_TASK_. Count the lines that include the string "JSON", and give only that number.

* start *

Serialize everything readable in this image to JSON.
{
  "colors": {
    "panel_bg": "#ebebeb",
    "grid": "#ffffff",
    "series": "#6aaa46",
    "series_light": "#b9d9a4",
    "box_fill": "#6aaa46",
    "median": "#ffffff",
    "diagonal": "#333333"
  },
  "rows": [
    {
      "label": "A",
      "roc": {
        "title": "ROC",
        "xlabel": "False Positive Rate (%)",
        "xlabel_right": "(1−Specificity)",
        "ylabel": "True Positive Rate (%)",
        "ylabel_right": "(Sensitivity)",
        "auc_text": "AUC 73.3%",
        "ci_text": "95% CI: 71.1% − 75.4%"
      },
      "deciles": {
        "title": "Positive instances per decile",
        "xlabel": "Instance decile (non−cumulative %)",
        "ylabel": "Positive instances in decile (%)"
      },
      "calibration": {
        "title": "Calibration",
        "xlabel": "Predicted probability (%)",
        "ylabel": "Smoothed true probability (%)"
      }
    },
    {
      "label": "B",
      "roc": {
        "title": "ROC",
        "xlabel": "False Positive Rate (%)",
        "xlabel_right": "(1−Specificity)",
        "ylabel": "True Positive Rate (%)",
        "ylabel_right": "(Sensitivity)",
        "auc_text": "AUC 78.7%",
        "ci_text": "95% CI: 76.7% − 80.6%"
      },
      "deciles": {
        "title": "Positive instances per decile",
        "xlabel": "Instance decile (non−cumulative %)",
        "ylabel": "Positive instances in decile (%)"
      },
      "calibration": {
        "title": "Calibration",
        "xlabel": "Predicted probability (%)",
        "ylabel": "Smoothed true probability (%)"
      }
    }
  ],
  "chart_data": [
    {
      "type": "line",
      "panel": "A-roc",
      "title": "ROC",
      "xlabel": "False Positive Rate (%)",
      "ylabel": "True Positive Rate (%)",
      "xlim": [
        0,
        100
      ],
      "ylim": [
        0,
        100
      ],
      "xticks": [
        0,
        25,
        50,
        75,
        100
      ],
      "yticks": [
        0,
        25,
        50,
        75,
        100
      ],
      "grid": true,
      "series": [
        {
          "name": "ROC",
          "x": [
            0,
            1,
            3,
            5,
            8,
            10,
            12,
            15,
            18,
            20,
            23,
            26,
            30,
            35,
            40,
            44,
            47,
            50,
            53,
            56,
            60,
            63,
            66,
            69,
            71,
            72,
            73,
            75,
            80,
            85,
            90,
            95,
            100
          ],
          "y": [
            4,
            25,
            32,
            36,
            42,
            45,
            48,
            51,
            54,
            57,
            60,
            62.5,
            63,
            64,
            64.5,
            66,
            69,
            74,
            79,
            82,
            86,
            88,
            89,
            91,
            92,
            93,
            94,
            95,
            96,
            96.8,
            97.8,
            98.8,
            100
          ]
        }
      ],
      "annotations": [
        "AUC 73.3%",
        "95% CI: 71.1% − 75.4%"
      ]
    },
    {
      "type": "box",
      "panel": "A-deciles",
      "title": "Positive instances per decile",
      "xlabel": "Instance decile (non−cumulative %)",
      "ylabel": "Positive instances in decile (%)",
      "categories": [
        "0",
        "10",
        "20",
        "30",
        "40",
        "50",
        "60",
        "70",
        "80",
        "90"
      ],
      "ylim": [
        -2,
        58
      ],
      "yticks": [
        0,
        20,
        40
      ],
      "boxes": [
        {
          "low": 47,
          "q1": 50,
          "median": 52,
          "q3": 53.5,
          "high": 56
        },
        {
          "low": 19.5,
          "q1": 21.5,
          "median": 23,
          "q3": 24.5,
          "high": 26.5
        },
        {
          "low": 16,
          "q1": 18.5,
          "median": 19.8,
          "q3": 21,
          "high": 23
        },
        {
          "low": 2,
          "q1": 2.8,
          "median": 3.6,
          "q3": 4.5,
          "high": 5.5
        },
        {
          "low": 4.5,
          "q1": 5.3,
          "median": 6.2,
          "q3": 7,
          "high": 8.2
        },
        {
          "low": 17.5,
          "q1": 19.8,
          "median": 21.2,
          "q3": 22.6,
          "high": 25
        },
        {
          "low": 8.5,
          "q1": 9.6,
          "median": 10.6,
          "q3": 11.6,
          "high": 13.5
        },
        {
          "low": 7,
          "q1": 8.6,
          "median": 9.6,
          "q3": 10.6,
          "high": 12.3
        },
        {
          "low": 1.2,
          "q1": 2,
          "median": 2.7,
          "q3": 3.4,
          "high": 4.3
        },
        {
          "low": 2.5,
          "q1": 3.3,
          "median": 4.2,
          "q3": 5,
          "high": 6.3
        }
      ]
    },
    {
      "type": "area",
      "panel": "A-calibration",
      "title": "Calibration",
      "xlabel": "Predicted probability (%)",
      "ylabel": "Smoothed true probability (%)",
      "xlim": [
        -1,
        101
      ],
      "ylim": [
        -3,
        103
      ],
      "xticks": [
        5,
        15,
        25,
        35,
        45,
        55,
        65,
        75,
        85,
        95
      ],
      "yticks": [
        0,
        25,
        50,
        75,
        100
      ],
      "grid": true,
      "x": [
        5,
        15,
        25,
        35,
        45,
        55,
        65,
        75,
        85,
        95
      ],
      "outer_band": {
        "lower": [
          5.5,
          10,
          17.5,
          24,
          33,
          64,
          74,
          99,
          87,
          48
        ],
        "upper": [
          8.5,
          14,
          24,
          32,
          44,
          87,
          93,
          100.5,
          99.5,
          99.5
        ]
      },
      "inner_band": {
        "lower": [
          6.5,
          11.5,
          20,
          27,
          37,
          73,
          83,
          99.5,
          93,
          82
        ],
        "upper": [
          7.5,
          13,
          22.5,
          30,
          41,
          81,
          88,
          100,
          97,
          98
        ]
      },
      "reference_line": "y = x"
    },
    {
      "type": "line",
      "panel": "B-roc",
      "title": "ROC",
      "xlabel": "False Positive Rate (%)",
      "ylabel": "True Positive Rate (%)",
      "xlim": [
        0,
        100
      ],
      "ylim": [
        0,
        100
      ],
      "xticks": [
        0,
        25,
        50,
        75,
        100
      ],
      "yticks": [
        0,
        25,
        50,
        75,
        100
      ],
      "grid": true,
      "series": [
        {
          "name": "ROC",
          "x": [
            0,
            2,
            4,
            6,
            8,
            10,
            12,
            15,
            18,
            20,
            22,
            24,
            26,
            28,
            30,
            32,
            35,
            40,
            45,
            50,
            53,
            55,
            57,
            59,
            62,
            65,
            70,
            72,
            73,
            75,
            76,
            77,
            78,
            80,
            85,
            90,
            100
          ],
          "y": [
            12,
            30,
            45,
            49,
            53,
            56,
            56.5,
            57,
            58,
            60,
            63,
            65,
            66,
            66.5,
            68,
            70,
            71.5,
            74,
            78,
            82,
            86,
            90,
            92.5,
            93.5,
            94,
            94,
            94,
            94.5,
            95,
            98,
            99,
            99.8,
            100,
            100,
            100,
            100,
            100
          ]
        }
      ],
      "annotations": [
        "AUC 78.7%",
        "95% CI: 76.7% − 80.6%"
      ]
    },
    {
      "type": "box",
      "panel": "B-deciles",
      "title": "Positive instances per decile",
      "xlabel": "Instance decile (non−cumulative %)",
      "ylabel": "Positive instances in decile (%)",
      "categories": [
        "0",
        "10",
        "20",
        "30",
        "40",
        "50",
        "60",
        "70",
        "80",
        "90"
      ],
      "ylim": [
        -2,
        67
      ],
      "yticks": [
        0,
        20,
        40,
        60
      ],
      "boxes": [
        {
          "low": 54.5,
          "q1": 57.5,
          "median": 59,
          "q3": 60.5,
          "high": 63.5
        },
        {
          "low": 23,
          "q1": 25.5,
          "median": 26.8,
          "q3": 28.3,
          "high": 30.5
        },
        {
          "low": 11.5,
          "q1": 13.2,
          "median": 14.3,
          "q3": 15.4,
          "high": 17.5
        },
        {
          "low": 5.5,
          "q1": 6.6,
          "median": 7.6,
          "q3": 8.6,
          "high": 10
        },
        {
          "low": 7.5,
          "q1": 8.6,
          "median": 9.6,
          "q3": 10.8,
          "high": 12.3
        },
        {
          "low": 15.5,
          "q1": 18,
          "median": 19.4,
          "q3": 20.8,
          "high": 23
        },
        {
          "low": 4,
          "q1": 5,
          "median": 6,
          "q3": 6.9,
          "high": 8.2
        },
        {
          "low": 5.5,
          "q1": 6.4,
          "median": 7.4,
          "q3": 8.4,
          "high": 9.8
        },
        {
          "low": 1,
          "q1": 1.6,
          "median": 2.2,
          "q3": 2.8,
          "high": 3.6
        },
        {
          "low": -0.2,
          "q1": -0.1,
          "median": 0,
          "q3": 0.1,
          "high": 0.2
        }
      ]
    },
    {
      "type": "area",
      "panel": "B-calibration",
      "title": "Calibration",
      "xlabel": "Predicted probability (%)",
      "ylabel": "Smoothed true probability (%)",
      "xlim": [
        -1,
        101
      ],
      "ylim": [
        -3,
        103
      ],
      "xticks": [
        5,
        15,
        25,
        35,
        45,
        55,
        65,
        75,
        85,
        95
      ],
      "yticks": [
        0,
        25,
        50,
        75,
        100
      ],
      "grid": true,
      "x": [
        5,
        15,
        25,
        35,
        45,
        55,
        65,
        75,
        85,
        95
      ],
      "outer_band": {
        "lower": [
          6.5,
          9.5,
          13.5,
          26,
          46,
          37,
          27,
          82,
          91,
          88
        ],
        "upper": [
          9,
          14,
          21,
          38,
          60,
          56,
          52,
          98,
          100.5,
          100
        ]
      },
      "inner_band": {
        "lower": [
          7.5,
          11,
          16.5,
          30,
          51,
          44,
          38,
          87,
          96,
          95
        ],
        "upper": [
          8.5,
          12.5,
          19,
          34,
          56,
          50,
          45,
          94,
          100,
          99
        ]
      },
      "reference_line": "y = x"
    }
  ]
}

* end *
* start *

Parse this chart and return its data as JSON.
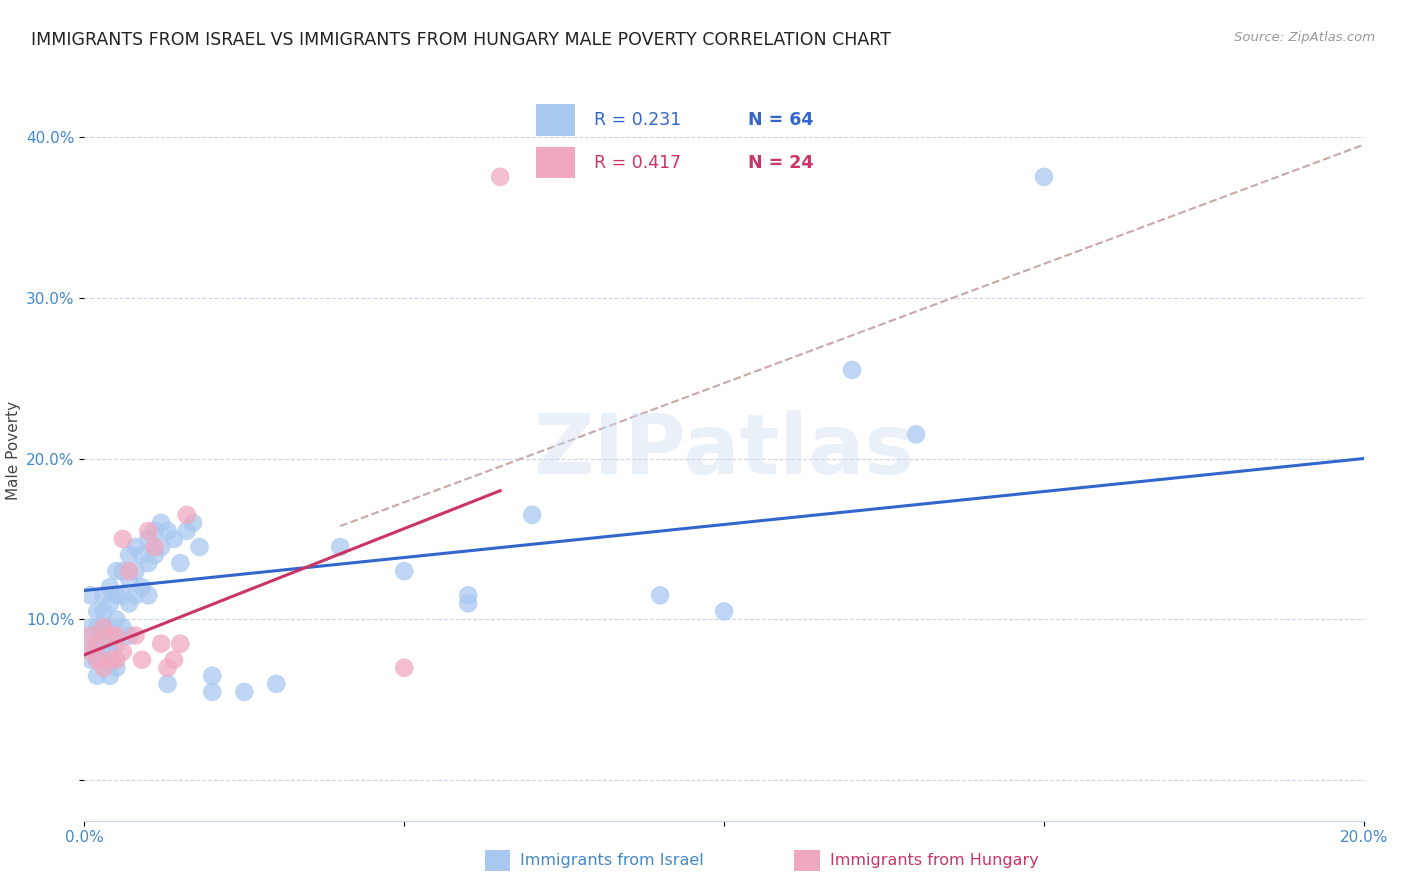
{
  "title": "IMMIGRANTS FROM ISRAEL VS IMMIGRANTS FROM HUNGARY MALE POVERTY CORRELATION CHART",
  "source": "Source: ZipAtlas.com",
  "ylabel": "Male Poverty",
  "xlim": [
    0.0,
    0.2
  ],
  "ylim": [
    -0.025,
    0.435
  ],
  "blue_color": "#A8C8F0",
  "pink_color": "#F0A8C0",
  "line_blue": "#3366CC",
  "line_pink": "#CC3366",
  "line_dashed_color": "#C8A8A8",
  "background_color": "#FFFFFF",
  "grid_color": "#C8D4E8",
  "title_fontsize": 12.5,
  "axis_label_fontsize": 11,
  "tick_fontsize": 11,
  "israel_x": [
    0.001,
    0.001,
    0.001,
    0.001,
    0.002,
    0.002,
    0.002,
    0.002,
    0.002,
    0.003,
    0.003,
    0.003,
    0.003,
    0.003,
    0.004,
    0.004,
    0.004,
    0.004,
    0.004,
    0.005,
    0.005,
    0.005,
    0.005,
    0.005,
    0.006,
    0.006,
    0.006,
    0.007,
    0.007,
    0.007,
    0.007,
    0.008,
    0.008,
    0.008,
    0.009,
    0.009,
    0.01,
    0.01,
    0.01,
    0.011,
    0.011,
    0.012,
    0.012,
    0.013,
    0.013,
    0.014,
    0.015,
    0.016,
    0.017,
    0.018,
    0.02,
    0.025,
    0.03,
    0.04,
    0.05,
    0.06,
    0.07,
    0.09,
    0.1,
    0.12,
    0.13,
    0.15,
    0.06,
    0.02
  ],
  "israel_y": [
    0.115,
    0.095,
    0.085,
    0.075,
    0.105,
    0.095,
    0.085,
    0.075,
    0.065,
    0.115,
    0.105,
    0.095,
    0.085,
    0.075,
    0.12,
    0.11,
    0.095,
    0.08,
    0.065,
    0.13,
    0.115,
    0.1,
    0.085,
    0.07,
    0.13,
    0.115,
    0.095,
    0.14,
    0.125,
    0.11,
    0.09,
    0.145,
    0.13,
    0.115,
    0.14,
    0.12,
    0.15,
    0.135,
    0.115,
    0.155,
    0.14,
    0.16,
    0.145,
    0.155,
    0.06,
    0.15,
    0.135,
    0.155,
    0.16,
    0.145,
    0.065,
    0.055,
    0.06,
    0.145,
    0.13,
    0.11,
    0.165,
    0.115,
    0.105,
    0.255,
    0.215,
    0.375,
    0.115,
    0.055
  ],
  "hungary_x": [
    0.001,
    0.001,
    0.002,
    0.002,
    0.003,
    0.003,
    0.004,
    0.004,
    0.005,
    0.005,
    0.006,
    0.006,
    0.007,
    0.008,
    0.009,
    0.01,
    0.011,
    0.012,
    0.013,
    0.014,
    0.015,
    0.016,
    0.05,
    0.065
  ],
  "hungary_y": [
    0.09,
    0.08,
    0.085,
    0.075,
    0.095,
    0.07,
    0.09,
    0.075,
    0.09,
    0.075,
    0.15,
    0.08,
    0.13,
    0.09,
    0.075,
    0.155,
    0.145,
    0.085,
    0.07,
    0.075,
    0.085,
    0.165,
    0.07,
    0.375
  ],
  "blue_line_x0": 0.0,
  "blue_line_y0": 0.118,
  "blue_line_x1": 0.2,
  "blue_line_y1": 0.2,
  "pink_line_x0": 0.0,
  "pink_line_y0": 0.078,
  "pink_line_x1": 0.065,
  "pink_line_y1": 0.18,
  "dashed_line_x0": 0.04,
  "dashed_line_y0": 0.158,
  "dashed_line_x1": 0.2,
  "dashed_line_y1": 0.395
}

* end *
* start *

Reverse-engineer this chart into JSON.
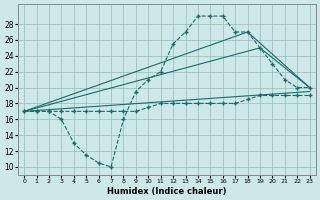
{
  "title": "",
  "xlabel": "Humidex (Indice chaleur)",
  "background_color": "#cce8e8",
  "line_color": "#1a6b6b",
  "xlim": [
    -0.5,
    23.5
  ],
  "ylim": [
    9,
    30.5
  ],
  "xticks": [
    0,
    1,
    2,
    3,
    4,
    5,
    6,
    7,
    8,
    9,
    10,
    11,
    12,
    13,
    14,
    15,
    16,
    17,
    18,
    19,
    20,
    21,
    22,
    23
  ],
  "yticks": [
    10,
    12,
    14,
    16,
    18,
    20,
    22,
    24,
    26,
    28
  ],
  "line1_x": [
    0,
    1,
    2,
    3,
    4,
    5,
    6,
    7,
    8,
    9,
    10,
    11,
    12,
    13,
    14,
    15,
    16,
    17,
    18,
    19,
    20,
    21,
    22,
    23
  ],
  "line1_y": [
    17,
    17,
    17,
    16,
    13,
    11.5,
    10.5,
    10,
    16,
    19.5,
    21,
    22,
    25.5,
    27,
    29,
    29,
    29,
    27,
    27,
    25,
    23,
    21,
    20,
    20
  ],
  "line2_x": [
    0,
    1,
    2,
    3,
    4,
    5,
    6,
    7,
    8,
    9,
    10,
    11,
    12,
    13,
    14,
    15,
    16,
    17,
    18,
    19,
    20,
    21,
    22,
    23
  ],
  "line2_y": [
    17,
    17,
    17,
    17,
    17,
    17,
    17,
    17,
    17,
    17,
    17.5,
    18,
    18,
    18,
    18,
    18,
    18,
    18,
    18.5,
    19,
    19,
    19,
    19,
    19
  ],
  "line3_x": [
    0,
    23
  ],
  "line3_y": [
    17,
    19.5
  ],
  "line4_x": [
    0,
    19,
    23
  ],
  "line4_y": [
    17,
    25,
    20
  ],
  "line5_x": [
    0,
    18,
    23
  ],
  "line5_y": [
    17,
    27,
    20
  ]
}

* end *

_THE RESPONSE_. 3